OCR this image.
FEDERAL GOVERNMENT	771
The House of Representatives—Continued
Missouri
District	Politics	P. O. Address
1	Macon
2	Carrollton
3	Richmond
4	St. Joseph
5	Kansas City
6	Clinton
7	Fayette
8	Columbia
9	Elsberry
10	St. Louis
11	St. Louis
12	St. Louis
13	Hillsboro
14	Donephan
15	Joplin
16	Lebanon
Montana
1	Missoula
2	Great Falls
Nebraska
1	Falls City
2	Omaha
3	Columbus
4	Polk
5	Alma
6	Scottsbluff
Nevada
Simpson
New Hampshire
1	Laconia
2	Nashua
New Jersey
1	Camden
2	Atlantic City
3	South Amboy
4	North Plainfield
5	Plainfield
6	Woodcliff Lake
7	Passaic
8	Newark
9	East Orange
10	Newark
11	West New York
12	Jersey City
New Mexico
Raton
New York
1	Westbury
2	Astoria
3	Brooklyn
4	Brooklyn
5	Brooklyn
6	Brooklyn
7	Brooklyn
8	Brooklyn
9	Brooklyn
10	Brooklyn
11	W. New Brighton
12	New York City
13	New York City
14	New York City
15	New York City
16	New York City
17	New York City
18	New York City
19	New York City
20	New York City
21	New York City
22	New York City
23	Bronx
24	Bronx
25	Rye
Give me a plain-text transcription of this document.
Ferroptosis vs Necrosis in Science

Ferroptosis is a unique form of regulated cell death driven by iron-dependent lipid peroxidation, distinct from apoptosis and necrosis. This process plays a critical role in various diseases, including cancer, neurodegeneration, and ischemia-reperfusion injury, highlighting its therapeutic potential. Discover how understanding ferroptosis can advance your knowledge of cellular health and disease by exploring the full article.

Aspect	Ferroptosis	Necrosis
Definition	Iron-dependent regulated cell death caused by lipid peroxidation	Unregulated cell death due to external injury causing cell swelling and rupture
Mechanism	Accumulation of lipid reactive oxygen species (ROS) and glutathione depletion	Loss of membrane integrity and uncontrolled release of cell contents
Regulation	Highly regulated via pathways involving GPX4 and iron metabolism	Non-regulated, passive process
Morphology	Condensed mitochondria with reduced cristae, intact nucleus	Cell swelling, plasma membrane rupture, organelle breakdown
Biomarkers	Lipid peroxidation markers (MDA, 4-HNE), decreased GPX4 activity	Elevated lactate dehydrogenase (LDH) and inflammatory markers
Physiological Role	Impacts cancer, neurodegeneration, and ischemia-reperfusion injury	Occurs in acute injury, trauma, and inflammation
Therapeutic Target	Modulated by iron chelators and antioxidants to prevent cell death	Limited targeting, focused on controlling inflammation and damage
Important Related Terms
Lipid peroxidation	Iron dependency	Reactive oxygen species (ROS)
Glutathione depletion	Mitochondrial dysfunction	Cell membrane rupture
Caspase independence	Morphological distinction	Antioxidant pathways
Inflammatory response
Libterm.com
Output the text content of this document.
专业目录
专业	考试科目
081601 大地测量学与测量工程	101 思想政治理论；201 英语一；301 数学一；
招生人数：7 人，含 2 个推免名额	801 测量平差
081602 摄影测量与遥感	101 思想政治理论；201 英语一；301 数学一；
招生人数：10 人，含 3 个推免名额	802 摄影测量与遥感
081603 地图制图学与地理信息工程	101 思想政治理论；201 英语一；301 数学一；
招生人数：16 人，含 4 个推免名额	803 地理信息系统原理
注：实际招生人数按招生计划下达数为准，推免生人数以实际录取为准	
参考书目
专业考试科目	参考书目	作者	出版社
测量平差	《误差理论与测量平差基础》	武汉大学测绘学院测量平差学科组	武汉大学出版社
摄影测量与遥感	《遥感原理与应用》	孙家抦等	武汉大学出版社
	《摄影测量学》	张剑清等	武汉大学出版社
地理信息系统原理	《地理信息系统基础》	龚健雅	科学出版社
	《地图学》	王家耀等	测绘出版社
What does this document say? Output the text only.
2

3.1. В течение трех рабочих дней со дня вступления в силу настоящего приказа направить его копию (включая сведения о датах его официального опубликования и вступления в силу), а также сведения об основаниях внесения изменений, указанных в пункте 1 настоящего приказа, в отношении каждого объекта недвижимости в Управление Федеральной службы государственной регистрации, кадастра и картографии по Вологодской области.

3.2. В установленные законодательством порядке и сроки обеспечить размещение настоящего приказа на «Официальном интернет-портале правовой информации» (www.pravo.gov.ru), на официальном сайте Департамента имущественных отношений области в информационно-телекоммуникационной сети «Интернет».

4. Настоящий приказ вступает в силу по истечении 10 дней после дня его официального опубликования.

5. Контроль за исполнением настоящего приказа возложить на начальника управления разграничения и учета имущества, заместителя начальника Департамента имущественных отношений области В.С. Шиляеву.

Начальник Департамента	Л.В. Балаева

———

What you should do: Can you give every line above again, exactly as written?

Answer to the task:
OCR this image.
FEDERAL GOVERNMENT	771
The House of Representatives—Continued
Missouri
District	Politics	P. O. Address
1	Macon
2	Carrollton
3	Richmond
4	St. Joseph
5	Kansas City
6	Clinton
7	Fayette
8	Columbia
9	Elsberry
10	St. Louis
11	St. Louis
12	St. Louis
13	Hillsboro
14	Donephan
15	Joplin
16	Lebanon
Montana
1	Missoula
2	Great Falls
Nebraska
1	Falls City
2	Omaha
3	Columbus
4	Polk
5	Alma
6	Scottsbluff
Nevada
Simpson
New Hampshire
1	Laconia
2	Nashua
New Jersey
1	Camden
2	Atlantic City
3	South Amboy
4	North Plainfield
5	Plainfield
6	Woodcliff Lake
7	Passaic
8	Newark
9	East Orange
10	Newark
11	West New York
12	Jersey City
New Mexico
Raton
New York
1	Westbury
2	Astoria
3	Brooklyn
4	Brooklyn
5	Brooklyn
6	Brooklyn
7	Brooklyn
8	Brooklyn
9	Brooklyn
10	Brooklyn
11	W. New Brighton
12	New York City
13	New York City
14	New York City
15	New York City
16	New York City
17	New York City
18	New York City
19	New York City
20	New York City
21	New York City
22	New York City
23	Bronx
24	Bronx
25	Rye
Give me a plain-text transcription of this document.
Ferroptosis vs Necrosis in Science

Ferroptosis is a unique form of regulated cell death driven by iron-dependent lipid peroxidation, distinct from apoptosis and necrosis. This process plays a critical role in various diseases, including cancer, neurodegeneration, and ischemia-reperfusion injury, highlighting its therapeutic potential. Discover how understanding ferroptosis can advance your knowledge of cellular health and disease by exploring the full article.

Aspect	Ferroptosis	Necrosis
Definition	Iron-dependent regulated cell death caused by lipid peroxidation	Unregulated cell death due to external injury causing cell swelling and rupture
Mechanism	Accumulation of lipid reactive oxygen species (ROS) and glutathione depletion	Loss of membrane integrity and uncontrolled release of cell contents
Regulation	Highly regulated via pathways involving GPX4 and iron metabolism	Non-regulated, passive process
Morphology	Condensed mitochondria with reduced cristae, intact nucleus	Cell swelling, plasma membrane rupture, organelle breakdown
Biomarkers	Lipid peroxidation markers (MDA, 4-HNE), decreased GPX4 activity	Elevated lactate dehydrogenase (LDH) and inflammatory markers
Physiological Role	Impacts cancer, neurodegeneration, and ischemia-reperfusion injury	Occurs in acute injury, trauma, and inflammation
Therapeutic Target	Modulated by iron chelators and antioxidants to prevent cell death	Limited targeting, focused on controlling inflammation and damage
Important Related Terms
Lipid peroxidation	Iron dependency	Reactive oxygen species (ROS)
Glutathione depletion	Mitochondrial dysfunction	Cell membrane rupture
Caspase independence	Morphological distinction	Antioxidant pathways
Inflammatory response
Libterm.com
Output the text content of this document.
专业目录
专业	考试科目
081601 大地测量学与测量工程	101 思想政治理论；201 英语一；301 数学一；
招生人数：7 人，含 2 个推免名额	801 测量平差
081602 摄影测量与遥感	101 思想政治理论；201 英语一；301 数学一；
招生人数：10 人，含 3 个推免名额	802 摄影测量与遥感
081603 地图制图学与地理信息工程	101 思想政治理论；201 英语一；301 数学一；
招生人数：16 人，含 4 个推免名额	803 地理信息系统原理
注：实际招生人数按招生计划下达数为准，推免生人数以实际录取为准	
参考书目
专业考试科目	参考书目	作者	出版社
测量平差	《误差理论与测量平差基础》	武汉大学测绘学院测量平差学科组	武汉大学出版社
摄影测量与遥感	《遥感原理与应用》	孙家抦等	武汉大学出版社
	《摄影测量学》	张剑清等	武汉大学出版社
地理信息系统原理	《地理信息系统基础》	龚健雅	科学出版社
	《地图学》	王家耀等	测绘出版社
What does this document say? Output the text only.
2

3.1. В течение трех рабочих дней со дня вступления в силу настоящего приказа направить его копию (включая сведения о датах его официального опубликования и вступления в силу), а также сведения об основаниях внесения изменений, указанных в пункте 1 настоящего приказа, в отношении каждого объекта недвижимости в Управление Федеральной службы государственной регистрации, кадастра и картографии по Вологодской области.

3.2. В установленные законодательством порядке и сроки обеспечить размещение настоящего приказа на «Официальном интернет-портале правовой информации» (www.pravo.gov.ru), на официальном сайте Департамента имущественных отношений области в информационно-телекоммуникационной сети «Интернет».

4. Настоящий приказ вступает в силу по истечении 10 дней после дня его официального опубликования.

5. Контроль за исполнением настоящего приказа возложить на начальника управления разграничения и учета имущества, заместителя начальника Департамента имущественных отношений области В.С. Шиляеву.

Начальник Департамента	Л.В. Балаева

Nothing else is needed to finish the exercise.